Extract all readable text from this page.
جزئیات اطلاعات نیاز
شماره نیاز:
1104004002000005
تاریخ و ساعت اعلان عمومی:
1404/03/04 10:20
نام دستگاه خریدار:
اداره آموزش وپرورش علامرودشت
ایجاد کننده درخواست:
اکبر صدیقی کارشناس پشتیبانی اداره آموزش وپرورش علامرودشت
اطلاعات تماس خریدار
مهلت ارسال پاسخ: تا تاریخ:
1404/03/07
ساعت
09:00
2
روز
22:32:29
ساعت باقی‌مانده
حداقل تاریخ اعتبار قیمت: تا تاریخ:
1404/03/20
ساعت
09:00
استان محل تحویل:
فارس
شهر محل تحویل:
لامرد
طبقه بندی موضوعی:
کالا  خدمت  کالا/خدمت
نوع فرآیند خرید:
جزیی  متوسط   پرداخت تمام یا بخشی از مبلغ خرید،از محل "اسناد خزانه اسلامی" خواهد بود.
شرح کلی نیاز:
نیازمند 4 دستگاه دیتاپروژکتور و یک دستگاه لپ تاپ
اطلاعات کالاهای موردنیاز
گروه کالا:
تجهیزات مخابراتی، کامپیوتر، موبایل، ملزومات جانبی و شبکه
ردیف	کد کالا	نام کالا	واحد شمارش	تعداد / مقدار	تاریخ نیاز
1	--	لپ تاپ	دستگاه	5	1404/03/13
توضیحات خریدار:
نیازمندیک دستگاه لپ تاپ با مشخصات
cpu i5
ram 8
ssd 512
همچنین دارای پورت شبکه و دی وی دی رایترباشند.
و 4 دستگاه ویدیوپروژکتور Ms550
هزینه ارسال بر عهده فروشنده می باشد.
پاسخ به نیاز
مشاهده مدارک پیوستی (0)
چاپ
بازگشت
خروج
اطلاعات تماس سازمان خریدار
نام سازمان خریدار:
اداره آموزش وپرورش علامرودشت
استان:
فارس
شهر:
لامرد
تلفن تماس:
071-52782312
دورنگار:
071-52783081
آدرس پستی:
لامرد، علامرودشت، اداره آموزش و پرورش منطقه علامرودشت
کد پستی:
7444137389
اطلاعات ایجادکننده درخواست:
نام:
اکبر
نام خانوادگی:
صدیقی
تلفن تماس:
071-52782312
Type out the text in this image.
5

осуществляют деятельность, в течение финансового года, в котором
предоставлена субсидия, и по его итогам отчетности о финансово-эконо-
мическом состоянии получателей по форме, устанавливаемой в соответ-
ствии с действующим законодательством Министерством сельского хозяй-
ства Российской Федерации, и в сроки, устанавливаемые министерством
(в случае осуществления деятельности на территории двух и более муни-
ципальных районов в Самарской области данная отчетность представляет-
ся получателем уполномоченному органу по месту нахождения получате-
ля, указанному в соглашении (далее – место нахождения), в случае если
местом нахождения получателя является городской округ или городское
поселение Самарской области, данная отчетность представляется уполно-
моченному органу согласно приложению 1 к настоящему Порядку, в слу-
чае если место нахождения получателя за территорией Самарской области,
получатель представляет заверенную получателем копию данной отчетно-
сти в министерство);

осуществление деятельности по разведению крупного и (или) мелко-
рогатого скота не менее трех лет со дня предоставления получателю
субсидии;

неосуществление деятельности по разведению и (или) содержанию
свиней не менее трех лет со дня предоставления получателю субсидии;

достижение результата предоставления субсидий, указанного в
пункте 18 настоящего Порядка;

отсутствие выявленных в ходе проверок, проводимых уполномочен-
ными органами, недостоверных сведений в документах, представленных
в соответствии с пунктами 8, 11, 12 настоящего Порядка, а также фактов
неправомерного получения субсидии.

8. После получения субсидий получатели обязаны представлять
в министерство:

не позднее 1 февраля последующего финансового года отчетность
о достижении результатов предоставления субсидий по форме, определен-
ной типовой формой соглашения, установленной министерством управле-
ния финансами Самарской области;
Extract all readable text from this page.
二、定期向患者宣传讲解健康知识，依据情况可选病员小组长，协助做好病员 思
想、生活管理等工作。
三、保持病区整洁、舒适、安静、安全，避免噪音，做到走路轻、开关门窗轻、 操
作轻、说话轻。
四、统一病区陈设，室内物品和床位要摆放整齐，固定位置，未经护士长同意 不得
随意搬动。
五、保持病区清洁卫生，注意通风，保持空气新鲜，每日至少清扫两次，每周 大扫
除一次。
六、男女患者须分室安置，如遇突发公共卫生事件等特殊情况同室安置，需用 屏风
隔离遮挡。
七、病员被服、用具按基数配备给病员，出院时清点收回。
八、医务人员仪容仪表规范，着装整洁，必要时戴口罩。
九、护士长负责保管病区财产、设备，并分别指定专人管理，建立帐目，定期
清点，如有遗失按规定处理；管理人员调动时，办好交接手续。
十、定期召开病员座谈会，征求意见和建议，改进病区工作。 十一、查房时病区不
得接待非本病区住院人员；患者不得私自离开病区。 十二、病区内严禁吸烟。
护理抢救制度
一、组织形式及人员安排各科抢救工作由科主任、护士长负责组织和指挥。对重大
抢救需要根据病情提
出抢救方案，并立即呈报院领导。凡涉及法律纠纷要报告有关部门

==============================

Reproduce the entire listing word for word.

Extract all readable text from this page.
جزئیات اطلاعات نیاز
شماره نیاز:
1104004002000005
تاریخ و ساعت اعلان عمومی:
1404/03/04 10:20
نام دستگاه خریدار:
اداره آموزش وپرورش علامرودشت
ایجاد کننده درخواست:
اکبر صدیقی کارشناس پشتیبانی اداره آموزش وپرورش علامرودشت
اطلاعات تماس خریدار
مهلت ارسال پاسخ: تا تاریخ:
1404/03/07
ساعت
09:00
2
روز
22:32:29
ساعت باقی‌مانده
حداقل تاریخ اعتبار قیمت: تا تاریخ:
1404/03/20
ساعت
09:00
استان محل تحویل:
فارس
شهر محل تحویل:
لامرد
طبقه بندی موضوعی:
کالا  خدمت  کالا/خدمت
نوع فرآیند خرید:
جزیی  متوسط   پرداخت تمام یا بخشی از مبلغ خرید،از محل "اسناد خزانه اسلامی" خواهد بود.
شرح کلی نیاز:
نیازمند 4 دستگاه دیتاپروژکتور و یک دستگاه لپ تاپ
اطلاعات کالاهای موردنیاز
گروه کالا:
تجهیزات مخابراتی، کامپیوتر، موبایل، ملزومات جانبی و شبکه
ردیف	کد کالا	نام کالا	واحد شمارش	تعداد / مقدار	تاریخ نیاز
1	--	لپ تاپ	دستگاه	5	1404/03/13
توضیحات خریدار:
نیازمندیک دستگاه لپ تاپ با مشخصات
cpu i5
ram 8
ssd 512
همچنین دارای پورت شبکه و دی وی دی رایترباشند.
و 4 دستگاه ویدیوپروژکتور Ms550
هزینه ارسال بر عهده فروشنده می باشد.
پاسخ به نیاز
مشاهده مدارک پیوستی (0)
چاپ
بازگشت
خروج
اطلاعات تماس سازمان خریدار
نام سازمان خریدار:
اداره آموزش وپرورش علامرودشت
استان:
فارس
شهر:
لامرد
تلفن تماس:
071-52782312
دورنگار:
071-52783081
آدرس پستی:
لامرد، علامرودشت، اداره آموزش و پرورش منطقه علامرودشت
کد پستی:
7444137389
اطلاعات ایجادکننده درخواست:
نام:
اکبر
نام خانوادگی:
صدیقی
تلفن تماس:
071-52782312
Type out the text in this image.
5

осуществляют деятельность, в течение финансового года, в котором
предоставлена субсидия, и по его итогам отчетности о финансово-эконо-
мическом состоянии получателей по форме, устанавливаемой в соответ-
ствии с действующим законодательством Министерством сельского хозяй-
ства Российской Федерации, и в сроки, устанавливаемые министерством
(в случае осуществления деятельности на территории двух и более муни-
ципальных районов в Самарской области данная отчетность представляет-
ся получателем уполномоченному органу по месту нахождения получате-
ля, указанному в соглашении (далее – место нахождения), в случае если
местом нахождения получателя является городской округ или городское
поселение Самарской области, данная отчетность представляется уполно-
моченному органу согласно приложению 1 к настоящему Порядку, в слу-
чае если место нахождения получателя за территорией Самарской области,
получатель представляет заверенную получателем копию данной отчетно-
сти в министерство);

осуществление деятельности по разведению крупного и (или) мелко-
рогатого скота не менее трех лет со дня предоставления получателю
субсидии;

неосуществление деятельности по разведению и (или) содержанию
свиней не менее трех лет со дня предоставления получателю субсидии;

достижение результата предоставления субсидий, указанного в
пункте 18 настоящего Порядка;

отсутствие выявленных в ходе проверок, проводимых уполномочен-
ными органами, недостоверных сведений в документах, представленных
в соответствии с пунктами 8, 11, 12 настоящего Порядка, а также фактов
неправомерного получения субсидии.

8. После получения субсидий получатели обязаны представлять
в министерство:

не позднее 1 февраля последующего финансового года отчетность
о достижении результатов предоставления субсидий по форме, определен-
ной типовой формой соглашения, установленной министерством управле-
ния финансами Самарской области;
Extract all readable text from this page.
二、定期向患者宣传讲解健康知识，依据情况可选病员小组长，协助做好病员 思
想、生活管理等工作。
三、保持病区整洁、舒适、安静、安全，避免噪音，做到走路轻、开关门窗轻、 操
作轻、说话轻。
四、统一病区陈设，室内物品和床位要摆放整齐，固定位置，未经护士长同意 不得
随意搬动。
五、保持病区清洁卫生，注意通风，保持空气新鲜，每日至少清扫两次，每周 大扫
除一次。
六、男女患者须分室安置，如遇突发公共卫生事件等特殊情况同室安置，需用 屏风
隔离遮挡。
七、病员被服、用具按基数配备给病员，出院时清点收回。
八、医务人员仪容仪表规范，着装整洁，必要时戴口罩。
九、护士长负责保管病区财产、设备，并分别指定专人管理，建立帐目，定期
清点，如有遗失按规定处理；管理人员调动时，办好交接手续。
十、定期召开病员座谈会，征求意见和建议，改进病区工作。 十一、查房时病区不
得接待非本病区住院人员；患者不得私自离开病区。 十二、病区内严禁吸烟。
护理抢救制度
一、组织形式及人员安排各科抢救工作由科主任、护士长负责组织和指挥。对重大
抢救需要根据病情提
出抢救方案，并立即呈报院领导。凡涉及法律纠纷要报告有关部门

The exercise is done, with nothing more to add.